* Short exercise
Gather up the lines with the word "about" in them.

----------

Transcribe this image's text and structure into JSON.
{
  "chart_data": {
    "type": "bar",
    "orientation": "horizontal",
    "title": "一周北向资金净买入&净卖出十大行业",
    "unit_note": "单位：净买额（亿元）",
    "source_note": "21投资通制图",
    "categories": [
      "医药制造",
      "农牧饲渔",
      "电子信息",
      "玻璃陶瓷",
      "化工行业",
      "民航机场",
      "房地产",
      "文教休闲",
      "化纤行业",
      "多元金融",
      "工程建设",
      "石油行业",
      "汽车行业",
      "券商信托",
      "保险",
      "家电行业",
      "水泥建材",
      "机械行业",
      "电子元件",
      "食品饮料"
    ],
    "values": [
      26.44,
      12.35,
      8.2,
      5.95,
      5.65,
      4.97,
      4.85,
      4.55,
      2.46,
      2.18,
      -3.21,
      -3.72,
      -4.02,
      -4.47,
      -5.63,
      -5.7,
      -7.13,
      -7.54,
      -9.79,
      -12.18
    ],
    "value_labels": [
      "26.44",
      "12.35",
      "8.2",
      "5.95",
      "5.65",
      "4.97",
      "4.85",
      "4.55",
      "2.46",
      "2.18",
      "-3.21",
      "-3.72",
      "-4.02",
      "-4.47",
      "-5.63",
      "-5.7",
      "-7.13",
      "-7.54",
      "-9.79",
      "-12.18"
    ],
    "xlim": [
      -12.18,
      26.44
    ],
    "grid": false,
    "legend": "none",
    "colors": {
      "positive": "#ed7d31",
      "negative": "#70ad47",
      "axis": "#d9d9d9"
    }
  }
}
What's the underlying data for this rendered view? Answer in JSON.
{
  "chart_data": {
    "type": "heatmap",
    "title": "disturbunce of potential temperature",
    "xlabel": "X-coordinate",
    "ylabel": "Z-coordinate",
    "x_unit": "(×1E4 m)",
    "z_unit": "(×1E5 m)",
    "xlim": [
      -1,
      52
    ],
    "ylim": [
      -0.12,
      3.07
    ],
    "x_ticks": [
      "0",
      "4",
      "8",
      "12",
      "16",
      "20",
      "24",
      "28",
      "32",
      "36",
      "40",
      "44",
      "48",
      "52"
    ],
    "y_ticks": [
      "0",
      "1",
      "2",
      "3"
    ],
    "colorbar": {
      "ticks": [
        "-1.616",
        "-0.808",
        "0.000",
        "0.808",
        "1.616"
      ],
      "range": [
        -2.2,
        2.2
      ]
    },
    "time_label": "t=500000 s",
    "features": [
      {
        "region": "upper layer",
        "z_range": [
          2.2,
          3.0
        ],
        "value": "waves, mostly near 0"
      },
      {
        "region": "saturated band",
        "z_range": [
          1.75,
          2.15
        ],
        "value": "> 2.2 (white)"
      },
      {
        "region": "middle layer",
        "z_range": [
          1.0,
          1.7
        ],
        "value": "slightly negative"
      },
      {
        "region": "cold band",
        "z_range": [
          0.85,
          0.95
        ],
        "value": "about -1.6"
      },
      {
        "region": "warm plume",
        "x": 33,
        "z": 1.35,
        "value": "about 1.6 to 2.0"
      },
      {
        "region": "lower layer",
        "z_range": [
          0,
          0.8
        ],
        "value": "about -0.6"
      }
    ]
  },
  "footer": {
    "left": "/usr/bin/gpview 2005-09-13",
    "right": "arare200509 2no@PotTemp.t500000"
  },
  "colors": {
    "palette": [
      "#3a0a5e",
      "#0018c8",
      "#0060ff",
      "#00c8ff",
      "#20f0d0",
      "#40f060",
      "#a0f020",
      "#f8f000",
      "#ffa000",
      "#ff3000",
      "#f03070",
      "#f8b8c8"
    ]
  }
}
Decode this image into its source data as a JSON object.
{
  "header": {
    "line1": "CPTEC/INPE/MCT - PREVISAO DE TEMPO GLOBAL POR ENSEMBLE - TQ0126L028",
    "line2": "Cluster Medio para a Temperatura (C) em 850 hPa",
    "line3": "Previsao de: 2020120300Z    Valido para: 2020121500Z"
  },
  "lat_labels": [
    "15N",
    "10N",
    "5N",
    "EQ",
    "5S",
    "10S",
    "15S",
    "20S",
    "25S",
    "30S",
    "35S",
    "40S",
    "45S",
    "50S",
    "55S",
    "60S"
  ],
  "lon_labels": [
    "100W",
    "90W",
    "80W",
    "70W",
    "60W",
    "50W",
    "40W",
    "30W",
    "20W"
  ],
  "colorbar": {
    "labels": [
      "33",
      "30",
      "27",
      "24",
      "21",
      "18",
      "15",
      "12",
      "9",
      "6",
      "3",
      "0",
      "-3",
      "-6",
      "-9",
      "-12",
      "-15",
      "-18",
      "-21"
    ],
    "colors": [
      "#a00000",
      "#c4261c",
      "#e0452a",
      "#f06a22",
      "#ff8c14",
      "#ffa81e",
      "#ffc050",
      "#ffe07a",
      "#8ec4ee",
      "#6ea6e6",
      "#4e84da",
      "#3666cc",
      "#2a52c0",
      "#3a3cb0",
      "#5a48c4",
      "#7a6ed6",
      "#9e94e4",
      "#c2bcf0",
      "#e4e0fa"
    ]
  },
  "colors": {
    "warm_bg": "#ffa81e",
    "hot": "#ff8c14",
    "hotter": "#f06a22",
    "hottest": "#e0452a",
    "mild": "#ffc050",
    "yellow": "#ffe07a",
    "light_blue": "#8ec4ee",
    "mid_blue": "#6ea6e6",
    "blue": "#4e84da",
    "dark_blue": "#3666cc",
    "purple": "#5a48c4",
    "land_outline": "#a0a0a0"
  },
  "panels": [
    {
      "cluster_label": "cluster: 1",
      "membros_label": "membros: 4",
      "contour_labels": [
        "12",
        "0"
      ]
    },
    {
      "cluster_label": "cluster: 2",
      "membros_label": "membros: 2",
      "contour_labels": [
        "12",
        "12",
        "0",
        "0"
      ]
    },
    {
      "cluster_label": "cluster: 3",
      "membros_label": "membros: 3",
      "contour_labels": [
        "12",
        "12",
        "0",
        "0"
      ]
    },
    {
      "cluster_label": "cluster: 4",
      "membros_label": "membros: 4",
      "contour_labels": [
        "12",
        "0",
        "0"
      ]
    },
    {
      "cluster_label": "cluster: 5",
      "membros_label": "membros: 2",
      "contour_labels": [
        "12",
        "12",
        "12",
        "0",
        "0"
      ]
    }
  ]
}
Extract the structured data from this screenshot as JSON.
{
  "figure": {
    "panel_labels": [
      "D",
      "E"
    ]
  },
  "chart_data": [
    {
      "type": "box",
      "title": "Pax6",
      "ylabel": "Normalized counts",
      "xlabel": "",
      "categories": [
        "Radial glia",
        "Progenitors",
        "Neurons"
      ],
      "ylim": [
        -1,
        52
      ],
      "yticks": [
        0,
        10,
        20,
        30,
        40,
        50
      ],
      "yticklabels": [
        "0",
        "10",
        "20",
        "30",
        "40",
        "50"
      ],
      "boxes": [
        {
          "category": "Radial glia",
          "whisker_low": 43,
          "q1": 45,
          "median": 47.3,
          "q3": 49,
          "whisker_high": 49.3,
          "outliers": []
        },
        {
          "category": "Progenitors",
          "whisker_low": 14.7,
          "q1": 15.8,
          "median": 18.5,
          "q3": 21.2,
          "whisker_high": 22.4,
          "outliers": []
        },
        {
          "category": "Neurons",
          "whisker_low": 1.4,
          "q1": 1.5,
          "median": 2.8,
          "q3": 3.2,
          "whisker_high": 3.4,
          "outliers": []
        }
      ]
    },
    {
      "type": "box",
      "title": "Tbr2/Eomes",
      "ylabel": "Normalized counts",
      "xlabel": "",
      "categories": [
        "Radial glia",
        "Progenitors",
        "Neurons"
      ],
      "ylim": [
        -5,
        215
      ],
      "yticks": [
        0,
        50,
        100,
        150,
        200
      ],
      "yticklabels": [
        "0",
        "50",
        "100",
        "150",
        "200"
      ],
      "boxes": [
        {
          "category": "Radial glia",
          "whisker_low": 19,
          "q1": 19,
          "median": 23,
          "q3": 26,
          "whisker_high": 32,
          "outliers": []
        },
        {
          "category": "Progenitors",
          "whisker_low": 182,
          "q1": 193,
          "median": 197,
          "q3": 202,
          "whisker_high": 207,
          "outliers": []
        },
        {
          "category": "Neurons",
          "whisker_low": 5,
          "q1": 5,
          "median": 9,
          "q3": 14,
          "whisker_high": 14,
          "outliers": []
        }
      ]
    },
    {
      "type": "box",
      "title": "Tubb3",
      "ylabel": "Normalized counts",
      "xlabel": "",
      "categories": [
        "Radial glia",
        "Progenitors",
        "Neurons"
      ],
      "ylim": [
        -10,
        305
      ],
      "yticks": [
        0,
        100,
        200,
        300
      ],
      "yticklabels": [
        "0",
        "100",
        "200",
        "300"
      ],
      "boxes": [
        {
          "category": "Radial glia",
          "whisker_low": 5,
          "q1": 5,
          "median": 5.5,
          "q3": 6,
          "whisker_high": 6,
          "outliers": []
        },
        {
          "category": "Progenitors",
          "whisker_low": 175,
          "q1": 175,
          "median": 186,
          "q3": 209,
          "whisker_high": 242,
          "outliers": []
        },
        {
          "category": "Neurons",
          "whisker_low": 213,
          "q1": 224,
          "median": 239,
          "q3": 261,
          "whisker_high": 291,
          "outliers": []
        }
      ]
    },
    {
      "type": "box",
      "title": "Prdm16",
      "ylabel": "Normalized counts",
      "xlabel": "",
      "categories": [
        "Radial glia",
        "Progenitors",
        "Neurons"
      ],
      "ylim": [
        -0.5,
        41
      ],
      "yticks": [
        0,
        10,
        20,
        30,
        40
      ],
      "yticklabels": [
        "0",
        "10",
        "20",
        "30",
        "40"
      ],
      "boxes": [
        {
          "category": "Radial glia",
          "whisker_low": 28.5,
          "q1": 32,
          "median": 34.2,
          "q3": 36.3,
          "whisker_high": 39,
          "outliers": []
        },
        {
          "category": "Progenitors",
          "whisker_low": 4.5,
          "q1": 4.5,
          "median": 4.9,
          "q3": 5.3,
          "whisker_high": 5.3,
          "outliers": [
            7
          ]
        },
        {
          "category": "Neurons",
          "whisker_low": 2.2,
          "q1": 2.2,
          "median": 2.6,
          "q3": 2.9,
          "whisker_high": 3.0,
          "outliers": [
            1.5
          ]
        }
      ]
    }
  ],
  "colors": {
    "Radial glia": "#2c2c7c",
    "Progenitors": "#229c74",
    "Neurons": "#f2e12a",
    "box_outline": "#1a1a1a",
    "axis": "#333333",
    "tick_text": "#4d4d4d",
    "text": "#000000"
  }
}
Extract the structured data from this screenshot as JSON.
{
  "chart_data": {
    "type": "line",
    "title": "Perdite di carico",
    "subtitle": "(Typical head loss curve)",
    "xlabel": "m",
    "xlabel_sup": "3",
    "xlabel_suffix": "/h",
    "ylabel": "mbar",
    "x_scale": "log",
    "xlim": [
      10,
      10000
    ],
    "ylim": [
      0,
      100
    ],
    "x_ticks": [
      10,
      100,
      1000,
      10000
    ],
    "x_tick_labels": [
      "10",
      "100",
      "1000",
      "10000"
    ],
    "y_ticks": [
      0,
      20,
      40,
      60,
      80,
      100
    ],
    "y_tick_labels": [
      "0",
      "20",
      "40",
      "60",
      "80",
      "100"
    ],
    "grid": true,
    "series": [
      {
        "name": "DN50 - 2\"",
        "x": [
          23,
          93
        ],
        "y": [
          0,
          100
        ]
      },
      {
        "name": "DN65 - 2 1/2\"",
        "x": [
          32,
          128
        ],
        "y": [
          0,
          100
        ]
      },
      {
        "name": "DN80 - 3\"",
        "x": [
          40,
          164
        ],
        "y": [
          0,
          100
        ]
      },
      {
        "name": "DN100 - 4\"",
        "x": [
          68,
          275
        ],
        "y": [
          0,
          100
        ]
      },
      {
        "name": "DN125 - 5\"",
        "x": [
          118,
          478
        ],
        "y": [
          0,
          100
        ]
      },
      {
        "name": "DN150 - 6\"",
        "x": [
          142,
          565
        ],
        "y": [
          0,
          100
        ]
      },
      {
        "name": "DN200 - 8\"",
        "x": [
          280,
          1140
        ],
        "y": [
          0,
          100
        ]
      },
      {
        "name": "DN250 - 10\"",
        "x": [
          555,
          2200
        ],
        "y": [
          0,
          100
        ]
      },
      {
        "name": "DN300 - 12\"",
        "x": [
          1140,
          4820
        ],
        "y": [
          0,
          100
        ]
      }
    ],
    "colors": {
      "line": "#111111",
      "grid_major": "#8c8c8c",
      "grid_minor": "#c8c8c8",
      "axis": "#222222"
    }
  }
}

----------

* Full answer
        "value": "about -1.6"
        "value": "about 1.6 to 2.0"
        "value": "about -0.6"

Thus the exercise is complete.